> _WHAT IS BEING ASKED_: In the entries below, find every line with "delegación" and copy it.
#### TASK INPUT ####
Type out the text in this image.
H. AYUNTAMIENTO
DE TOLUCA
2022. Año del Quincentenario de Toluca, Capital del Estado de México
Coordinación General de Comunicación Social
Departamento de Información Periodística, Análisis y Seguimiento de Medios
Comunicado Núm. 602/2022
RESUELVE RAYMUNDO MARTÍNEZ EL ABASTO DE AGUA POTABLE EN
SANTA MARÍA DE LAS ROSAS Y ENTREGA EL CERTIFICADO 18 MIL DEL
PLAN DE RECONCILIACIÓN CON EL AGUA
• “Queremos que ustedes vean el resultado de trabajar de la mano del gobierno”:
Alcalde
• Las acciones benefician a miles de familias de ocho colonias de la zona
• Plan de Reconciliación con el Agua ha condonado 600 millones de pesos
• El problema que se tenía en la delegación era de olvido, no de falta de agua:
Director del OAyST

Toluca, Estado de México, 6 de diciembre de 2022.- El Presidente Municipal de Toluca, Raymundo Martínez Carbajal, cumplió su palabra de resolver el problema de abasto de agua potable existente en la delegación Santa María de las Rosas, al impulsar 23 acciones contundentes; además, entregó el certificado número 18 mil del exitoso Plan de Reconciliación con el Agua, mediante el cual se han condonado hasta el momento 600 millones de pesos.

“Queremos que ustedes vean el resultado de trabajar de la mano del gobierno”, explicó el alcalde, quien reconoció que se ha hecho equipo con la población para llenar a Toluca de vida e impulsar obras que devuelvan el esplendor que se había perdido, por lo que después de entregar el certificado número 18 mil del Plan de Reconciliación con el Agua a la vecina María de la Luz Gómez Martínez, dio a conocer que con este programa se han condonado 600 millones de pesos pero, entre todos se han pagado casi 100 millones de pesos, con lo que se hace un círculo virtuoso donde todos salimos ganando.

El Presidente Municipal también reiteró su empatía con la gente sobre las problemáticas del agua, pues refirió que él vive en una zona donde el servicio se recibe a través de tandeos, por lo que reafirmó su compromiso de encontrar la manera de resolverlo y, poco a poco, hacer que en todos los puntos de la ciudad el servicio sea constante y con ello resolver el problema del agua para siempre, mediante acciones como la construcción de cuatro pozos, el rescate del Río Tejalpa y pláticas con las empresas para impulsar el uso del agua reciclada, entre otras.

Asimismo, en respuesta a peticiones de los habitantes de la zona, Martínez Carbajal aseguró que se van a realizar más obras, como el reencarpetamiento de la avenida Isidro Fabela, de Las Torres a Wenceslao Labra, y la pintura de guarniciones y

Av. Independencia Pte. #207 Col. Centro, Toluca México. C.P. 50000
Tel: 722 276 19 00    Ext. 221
####
> _OUTPUT OF THE EXERCISE_:
• El problema que se tenía en la delegación era de olvido, no de falta de agua:
Toluca, Estado de México, 6 de diciembre de 2022.- El Presidente Municipal de Toluca, Raymundo Martínez Carbajal, cumplió su palabra de resolver el problema de abasto de agua potable existente en la delegación Santa María de las Rosas, al impulsar 23 acciones contundentes; además, entregó el certificado número 18 mil del exitoso Plan de Reconciliación con el Agua, mediante el cual se han condonado hasta el momento 600 millones de pesos.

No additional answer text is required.